GIVEN PROBLEM. In the records below, pick out all lines containing the word "tiborga".

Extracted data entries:
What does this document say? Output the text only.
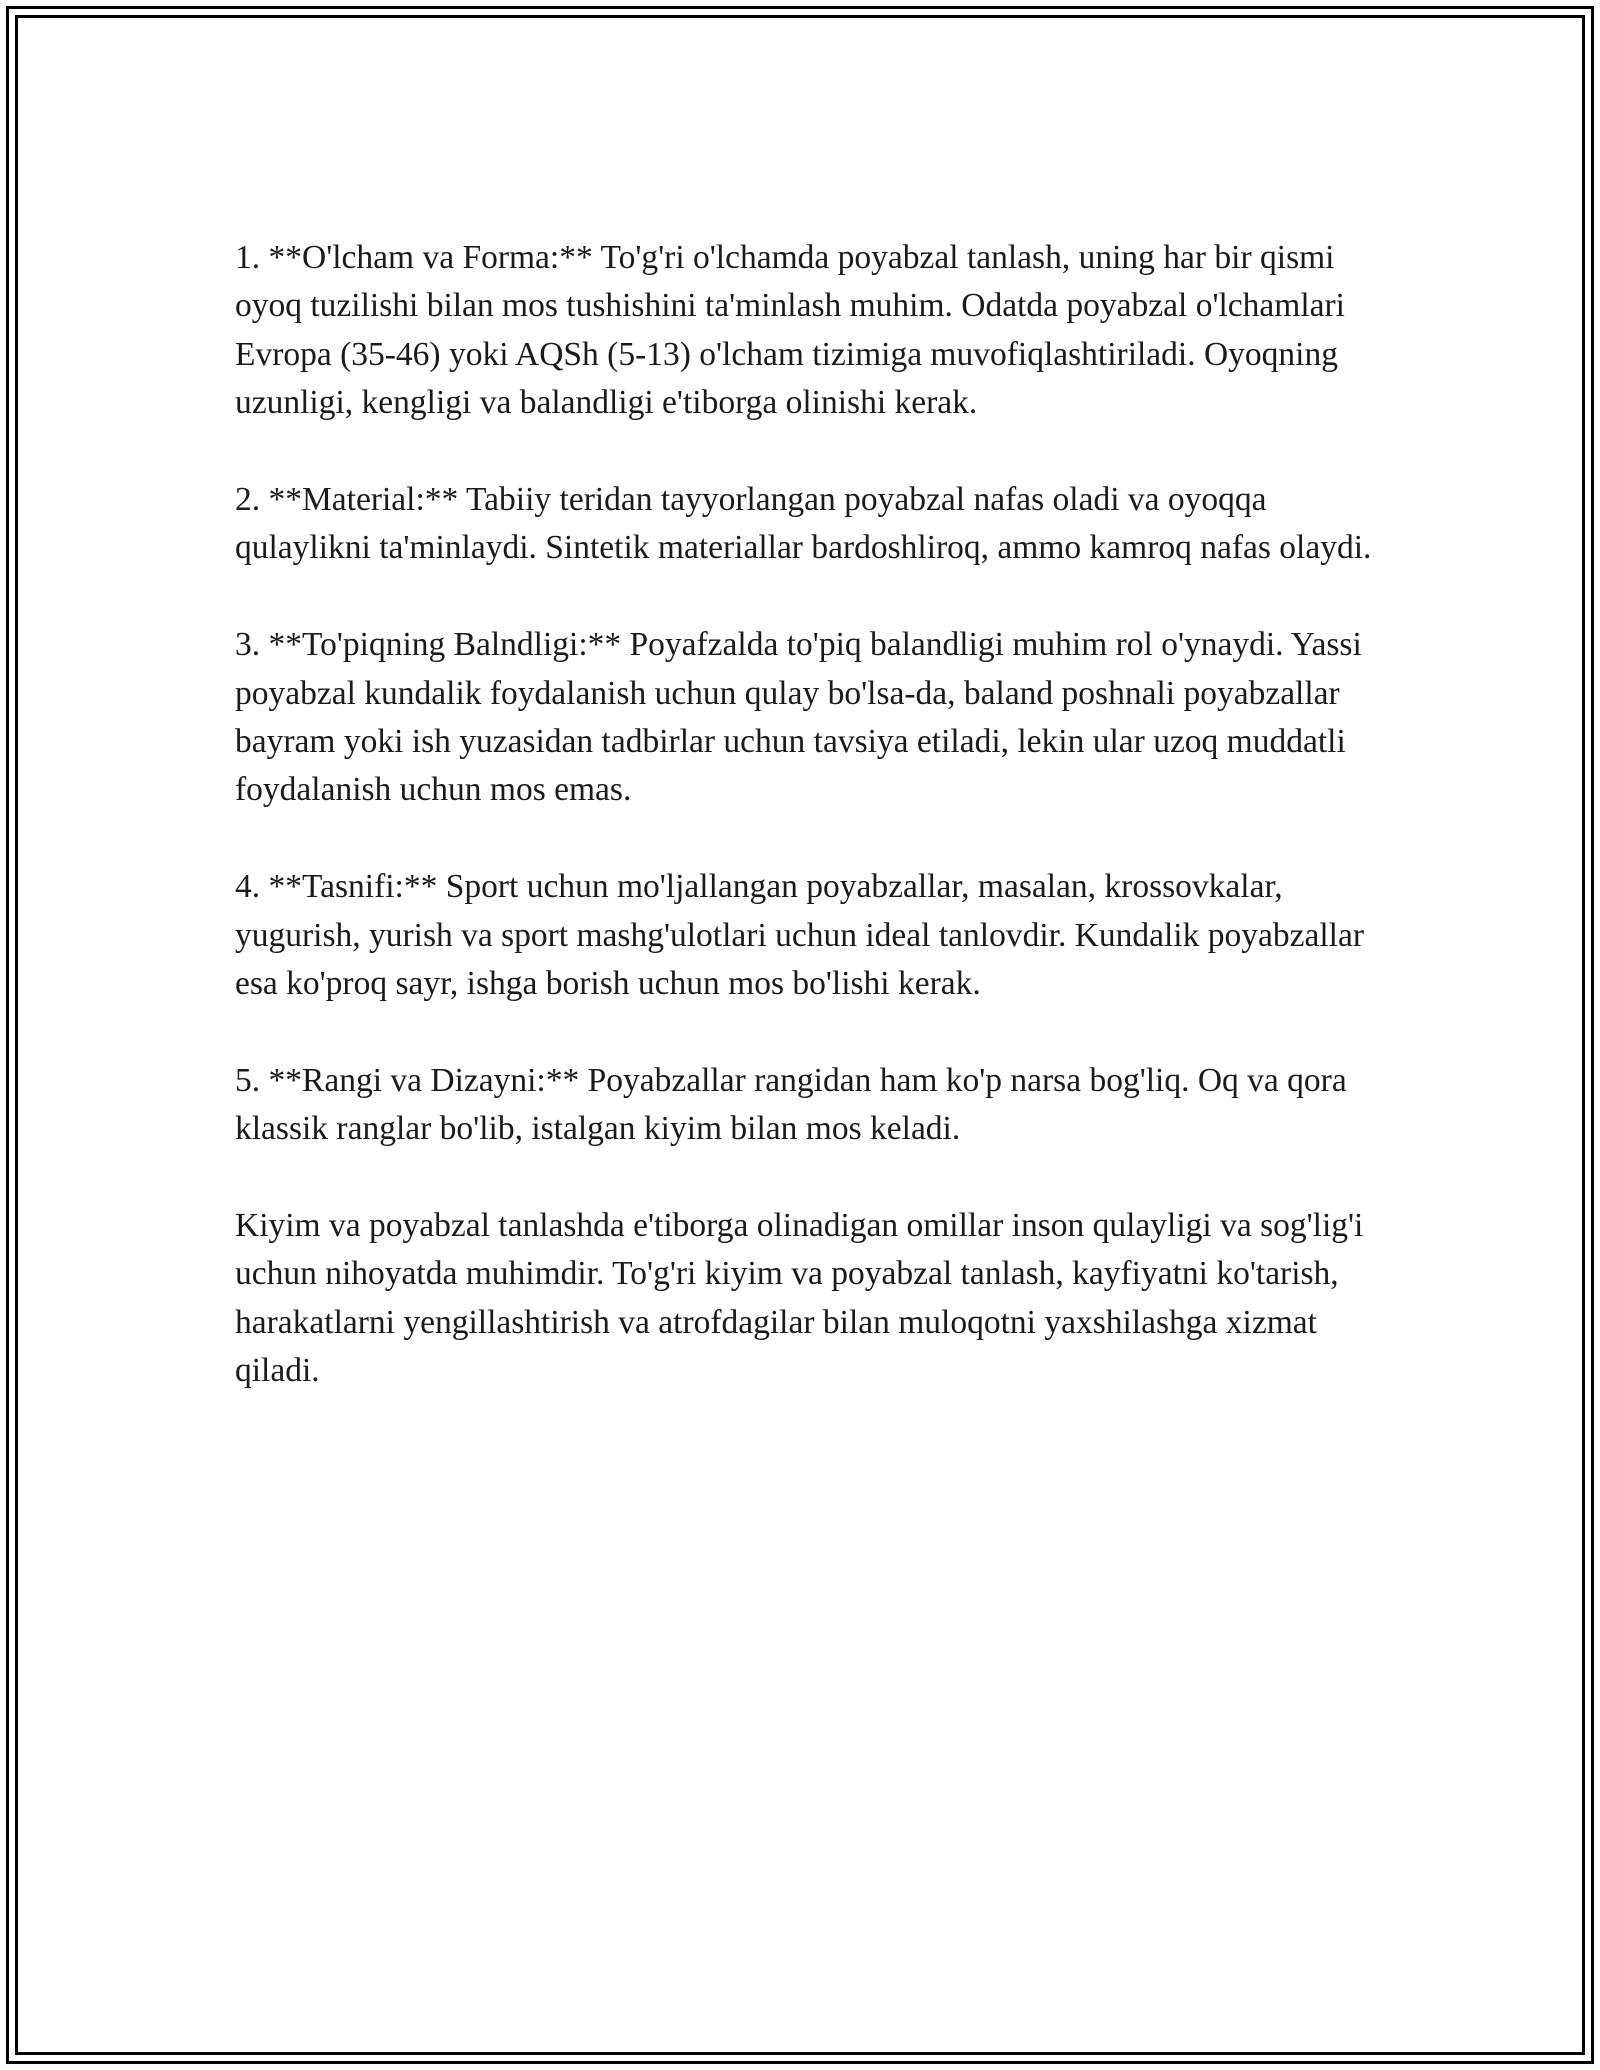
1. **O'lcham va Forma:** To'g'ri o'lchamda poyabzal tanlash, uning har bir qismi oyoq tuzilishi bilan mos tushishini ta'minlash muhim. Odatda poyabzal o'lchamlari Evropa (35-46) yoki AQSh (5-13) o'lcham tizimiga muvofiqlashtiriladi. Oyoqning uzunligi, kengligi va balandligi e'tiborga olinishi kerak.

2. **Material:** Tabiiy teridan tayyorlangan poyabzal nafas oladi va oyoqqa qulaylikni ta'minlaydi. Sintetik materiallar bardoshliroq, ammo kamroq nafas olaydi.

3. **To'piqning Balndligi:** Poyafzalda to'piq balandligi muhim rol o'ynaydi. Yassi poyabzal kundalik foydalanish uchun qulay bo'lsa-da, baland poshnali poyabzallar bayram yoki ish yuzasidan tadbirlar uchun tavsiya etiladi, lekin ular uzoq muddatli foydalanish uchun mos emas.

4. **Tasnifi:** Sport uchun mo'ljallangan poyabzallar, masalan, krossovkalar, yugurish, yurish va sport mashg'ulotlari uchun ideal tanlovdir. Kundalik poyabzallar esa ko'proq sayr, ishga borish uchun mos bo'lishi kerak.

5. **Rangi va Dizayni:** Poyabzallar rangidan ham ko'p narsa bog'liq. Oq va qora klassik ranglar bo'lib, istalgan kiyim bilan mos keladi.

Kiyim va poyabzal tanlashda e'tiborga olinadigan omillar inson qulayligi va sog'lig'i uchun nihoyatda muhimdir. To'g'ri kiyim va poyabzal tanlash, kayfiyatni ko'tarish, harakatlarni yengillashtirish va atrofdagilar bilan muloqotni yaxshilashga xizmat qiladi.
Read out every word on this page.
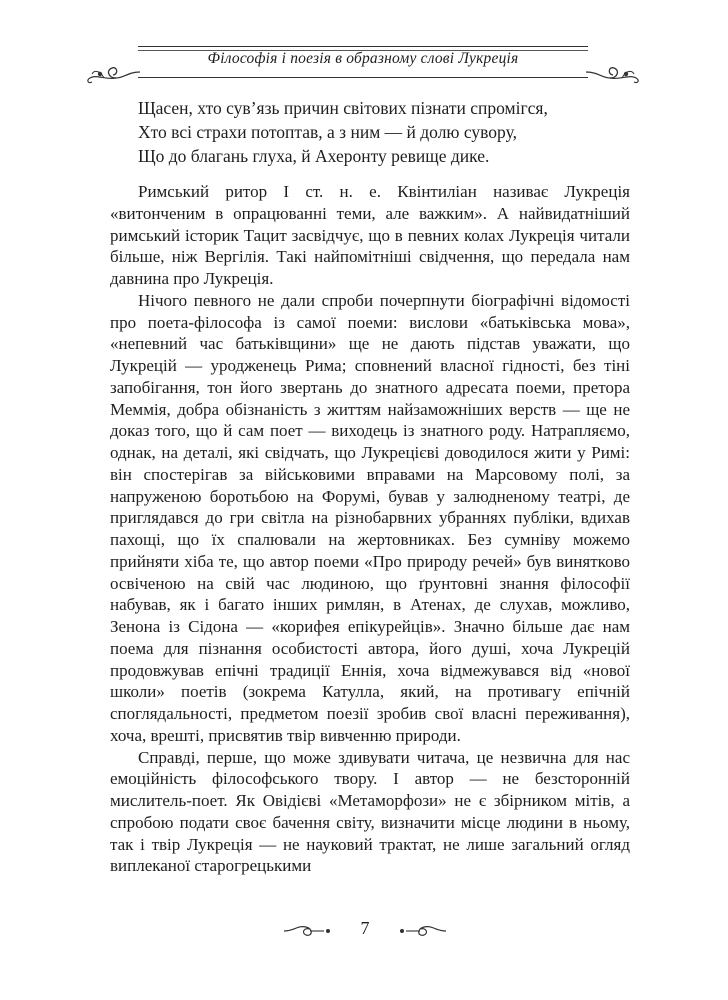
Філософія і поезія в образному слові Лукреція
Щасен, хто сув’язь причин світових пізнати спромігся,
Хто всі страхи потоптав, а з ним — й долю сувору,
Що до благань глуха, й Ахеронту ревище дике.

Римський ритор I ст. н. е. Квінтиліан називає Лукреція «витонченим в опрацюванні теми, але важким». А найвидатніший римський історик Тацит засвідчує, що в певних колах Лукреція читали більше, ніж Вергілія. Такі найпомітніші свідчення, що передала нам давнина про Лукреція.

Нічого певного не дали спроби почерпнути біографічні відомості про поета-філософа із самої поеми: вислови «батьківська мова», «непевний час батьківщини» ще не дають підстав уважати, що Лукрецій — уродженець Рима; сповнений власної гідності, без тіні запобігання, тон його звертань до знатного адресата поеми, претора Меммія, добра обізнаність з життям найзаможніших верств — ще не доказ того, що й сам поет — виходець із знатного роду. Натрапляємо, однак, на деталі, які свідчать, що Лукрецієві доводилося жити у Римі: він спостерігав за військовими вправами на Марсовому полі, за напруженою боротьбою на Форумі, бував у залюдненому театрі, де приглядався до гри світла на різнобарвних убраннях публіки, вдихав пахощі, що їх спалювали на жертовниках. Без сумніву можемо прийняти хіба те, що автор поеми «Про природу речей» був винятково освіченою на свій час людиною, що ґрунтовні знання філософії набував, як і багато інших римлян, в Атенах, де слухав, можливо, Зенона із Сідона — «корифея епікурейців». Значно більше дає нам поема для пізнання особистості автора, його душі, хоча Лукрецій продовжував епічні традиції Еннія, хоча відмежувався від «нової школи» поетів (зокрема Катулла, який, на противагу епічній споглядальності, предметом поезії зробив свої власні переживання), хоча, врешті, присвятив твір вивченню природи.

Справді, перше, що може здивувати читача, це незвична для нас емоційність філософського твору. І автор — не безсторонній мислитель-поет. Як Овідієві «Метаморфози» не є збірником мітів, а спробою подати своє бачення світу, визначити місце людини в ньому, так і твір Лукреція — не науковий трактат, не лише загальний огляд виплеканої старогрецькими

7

WORKED ANSWER.
1. **O'lcham va Forma:** To'g'ri o'lchamda poyabzal tanlash, uning har bir qismi oyoq tuzilishi bilan mos tushishini ta'minlash muhim. Odatda poyabzal o'lchamlari Evropa (35-46) yoki AQSh (5-13) o'lcham tizimiga muvofiqlashtiriladi. Oyoqning uzunligi, kengligi va balandligi e'tiborga olinishi kerak.
Kiyim va poyabzal tanlashda e'tiborga olinadigan omillar inson qulayligi va sog'lig'i uchun nihoyatda muhimdir. To'g'ri kiyim va poyabzal tanlash, kayfiyatni ko'tarish, harakatlarni yengillashtirish va atrofdagilar bilan muloqotni yaxshilashga xizmat qiladi.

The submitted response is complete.